**REQUIRED WORK**
From the listing below, select every line where the word "this" appears.

* BEGIN ENTRIES SHOWN *

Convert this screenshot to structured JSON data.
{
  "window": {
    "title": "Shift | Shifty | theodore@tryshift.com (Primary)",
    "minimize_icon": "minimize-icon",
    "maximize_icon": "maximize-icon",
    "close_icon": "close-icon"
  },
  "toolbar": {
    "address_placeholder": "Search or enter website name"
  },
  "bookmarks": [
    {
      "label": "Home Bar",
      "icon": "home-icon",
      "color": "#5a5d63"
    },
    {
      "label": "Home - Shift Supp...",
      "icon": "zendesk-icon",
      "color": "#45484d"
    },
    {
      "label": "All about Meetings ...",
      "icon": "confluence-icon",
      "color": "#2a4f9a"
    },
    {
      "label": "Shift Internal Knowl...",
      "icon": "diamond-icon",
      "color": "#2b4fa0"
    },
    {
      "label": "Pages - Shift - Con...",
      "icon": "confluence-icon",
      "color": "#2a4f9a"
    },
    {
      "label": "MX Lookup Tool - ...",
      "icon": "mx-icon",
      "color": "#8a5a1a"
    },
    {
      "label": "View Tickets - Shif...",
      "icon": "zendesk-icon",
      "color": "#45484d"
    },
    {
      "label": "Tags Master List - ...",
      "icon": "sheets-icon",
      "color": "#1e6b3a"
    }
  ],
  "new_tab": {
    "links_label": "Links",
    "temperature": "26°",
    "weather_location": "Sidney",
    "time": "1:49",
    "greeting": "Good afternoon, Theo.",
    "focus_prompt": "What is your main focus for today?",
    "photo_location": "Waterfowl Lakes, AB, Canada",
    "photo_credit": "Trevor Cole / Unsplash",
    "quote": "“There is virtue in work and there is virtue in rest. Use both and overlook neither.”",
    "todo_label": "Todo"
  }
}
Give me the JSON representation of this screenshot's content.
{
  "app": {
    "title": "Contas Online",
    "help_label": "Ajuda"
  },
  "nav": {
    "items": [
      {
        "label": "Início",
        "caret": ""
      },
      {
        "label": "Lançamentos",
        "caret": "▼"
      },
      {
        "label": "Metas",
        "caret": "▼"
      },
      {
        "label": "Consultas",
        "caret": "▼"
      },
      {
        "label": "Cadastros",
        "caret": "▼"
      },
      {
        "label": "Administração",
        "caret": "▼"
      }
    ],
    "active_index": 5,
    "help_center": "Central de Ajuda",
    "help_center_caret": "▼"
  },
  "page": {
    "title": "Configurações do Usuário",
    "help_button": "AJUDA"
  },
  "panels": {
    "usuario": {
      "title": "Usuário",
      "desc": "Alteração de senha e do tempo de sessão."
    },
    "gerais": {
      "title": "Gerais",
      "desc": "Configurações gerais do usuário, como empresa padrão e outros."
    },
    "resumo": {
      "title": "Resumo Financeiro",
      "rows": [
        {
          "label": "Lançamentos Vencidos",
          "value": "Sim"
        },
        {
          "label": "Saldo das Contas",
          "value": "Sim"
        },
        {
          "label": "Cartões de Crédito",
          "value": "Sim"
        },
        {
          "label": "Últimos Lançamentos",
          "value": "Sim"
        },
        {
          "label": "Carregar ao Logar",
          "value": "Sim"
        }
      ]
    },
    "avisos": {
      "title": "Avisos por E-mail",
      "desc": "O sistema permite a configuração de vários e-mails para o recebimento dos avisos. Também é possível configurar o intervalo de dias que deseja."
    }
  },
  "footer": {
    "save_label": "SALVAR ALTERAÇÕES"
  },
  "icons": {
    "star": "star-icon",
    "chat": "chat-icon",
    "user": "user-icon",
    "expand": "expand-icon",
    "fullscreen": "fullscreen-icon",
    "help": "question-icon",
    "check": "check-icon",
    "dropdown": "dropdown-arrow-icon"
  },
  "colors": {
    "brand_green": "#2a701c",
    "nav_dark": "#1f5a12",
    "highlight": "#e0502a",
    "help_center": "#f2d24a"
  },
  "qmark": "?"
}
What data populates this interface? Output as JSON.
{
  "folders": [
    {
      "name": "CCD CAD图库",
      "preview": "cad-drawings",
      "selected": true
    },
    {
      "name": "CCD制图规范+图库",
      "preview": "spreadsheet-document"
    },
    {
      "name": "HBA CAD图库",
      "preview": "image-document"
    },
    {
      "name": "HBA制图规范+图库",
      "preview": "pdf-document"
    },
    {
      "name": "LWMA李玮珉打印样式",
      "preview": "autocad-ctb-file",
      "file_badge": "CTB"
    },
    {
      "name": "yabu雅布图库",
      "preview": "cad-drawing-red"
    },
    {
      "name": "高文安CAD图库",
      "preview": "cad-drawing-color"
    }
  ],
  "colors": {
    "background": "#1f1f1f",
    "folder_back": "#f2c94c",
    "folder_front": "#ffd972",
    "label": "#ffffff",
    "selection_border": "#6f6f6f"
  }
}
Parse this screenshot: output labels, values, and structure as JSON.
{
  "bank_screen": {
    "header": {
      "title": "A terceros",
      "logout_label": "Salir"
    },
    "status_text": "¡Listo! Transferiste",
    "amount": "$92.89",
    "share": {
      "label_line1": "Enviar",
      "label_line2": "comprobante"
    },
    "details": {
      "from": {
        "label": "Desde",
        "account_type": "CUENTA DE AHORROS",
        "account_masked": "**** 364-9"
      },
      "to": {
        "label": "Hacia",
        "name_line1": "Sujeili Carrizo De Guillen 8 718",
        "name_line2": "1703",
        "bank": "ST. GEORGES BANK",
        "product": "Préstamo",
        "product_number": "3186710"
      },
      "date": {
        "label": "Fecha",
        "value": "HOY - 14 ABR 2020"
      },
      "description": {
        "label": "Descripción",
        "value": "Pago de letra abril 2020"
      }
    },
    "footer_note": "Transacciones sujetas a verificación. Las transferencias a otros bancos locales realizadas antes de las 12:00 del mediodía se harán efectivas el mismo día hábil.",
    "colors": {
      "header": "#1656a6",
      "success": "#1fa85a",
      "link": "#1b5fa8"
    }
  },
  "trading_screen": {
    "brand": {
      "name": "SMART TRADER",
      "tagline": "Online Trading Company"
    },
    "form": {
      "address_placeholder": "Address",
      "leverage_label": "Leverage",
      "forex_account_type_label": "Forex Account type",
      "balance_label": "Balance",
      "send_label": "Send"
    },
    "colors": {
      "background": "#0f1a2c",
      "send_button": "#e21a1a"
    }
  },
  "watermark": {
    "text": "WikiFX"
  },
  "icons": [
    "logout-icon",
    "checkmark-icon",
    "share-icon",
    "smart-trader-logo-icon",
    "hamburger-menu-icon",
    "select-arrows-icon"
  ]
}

* END ENTRIES SHOWN *

**TASK RESPONSE**
Convert this screenshot to structured JSON data.
Give me the JSON representation of this screenshot's content.
What data populates this interface? Output as JSON.
Parse this screenshot: output labels, values, and structure as JSON.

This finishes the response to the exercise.